-- EXERCISE GOAL --
Below are the records; copy every line in them that holds the string "mest".

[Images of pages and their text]
----------

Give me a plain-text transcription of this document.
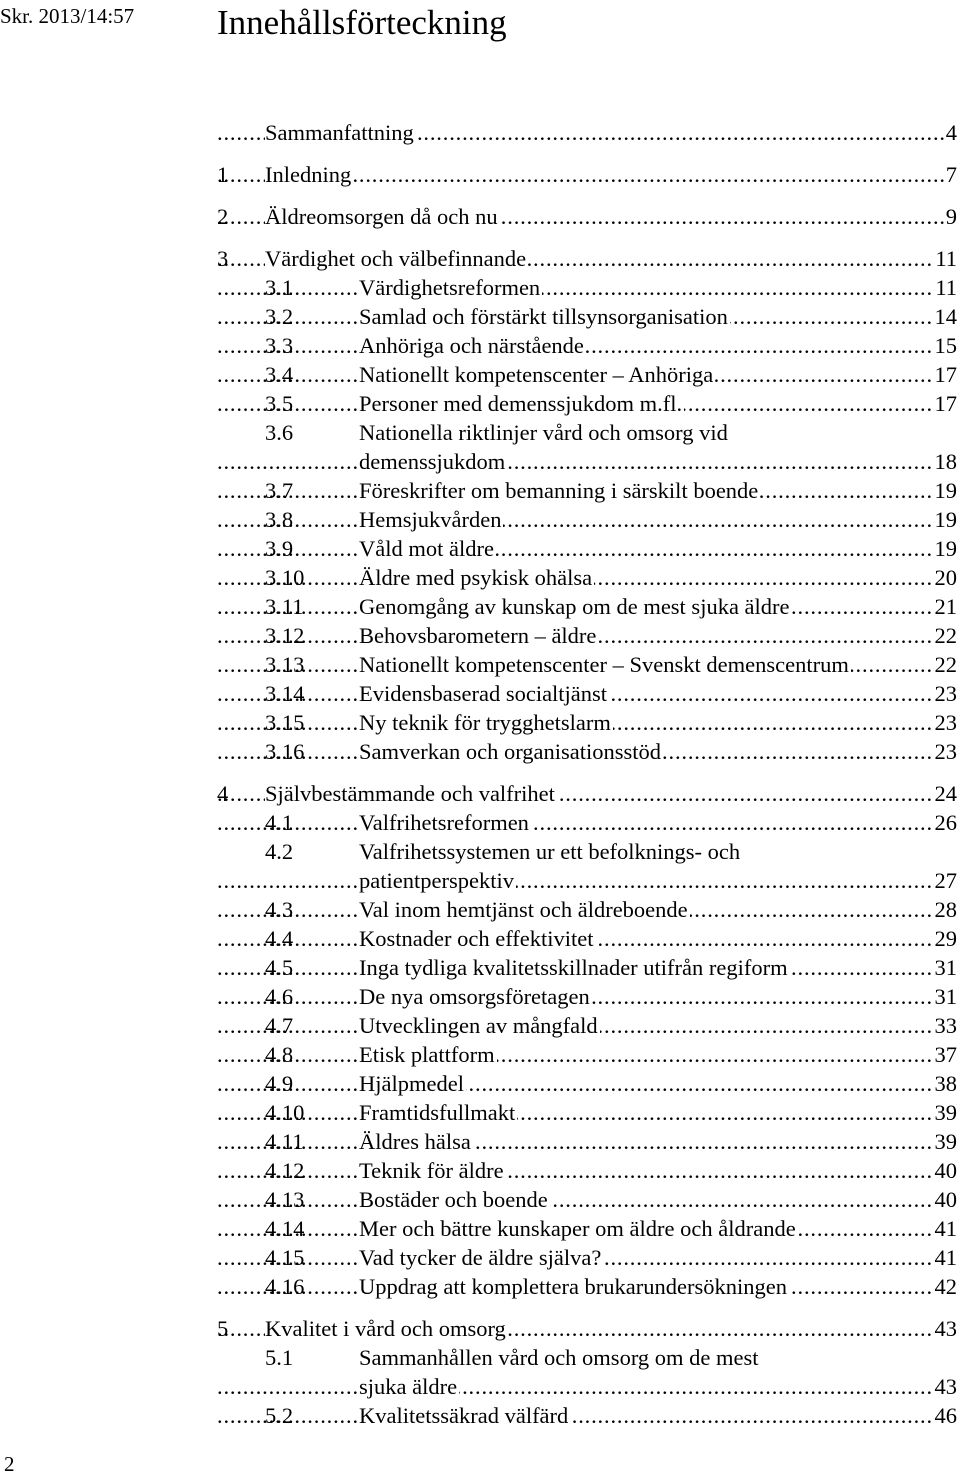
Skr. 2013/14:57 Innehållsförteckning
. . . Sammanfattning	4
1	. . . Inledning	7
2	. . . Äldreomsorgen då och nu	9
3	. . . Värdighet och välbefinnande	11
3.1	. . . Värdighetsreformen	11
3.2	. . . Samlad och förstärkt tillsynsorganisation	14
3.3	. . . Anhöriga och närstående	15
3.4	. . . Nationellt kompetenscenter – Anhöriga	17
3.5	. . . Personer med demenssjukdom m.fl.	17
3.6	Nationella riktlinjer vård och omsorg vid
. . . demenssjukdom	18
3.7	. . . Föreskrifter om bemanning i särskilt boende	19
3.8	. . . Hemsjukvården	19
3.9	. . . Våld mot äldre	19
3.10	. . . Äldre med psykisk ohälsa	20
3.11	. . . Genomgång av kunskap om de mest sjuka äldre	21
3.12	. . . Behovsbarometern – äldre	22
3.13	. . . Nationellt kompetenscenter – Svenskt demenscentrum	22
3.14	. . . Evidensbaserad socialtjänst	23
3.15	. . . Ny teknik för trygghetslarm	23
3.16	. . . Samverkan och organisationsstöd	23
4	. . . Självbestämmande och valfrihet	24
4.1	. . . Valfrihetsreformen	26
4.2	Valfrihetssystemen ur ett befolknings- och
. . . patientperspektiv	27
4.3	. . . Val inom hemtjänst och äldreboende	28
4.4	. . . Kostnader och effektivitet	29
4.5	. . . Inga tydliga kvalitetsskillnader utifrån regiform	31
4.6	. . . De nya omsorgsföretagen	31
4.7	. . . Utvecklingen av mångfald	33
4.8	. . . Etisk plattform	37
4.9	. . . Hjälpmedel	38
4.10	. . . Framtidsfullmakt	39
4.11	. . . Äldres hälsa	39
4.12	. . . Teknik för äldre	40
4.13	. . . Bostäder och boende	40
4.14	. . . Mer och bättre kunskaper om äldre och åldrande	41
4.15	. . . Vad tycker de äldre själva?	41
4.16	. . . Uppdrag att komplettera brukarundersökningen	42
5	. . . Kvalitet i vård och omsorg	43
5.1	Sammanhållen vård och omsorg om de mest
. . . sjuka äldre	43
5.2	. . . Kvalitetssäkrad välfärd	46
2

----------

-- WRITTEN ANSWER --
3.11	. . . Genomgång av kunskap om de mest sjuka äldre	21
5.1	Sammanhållen vård och omsorg om de mest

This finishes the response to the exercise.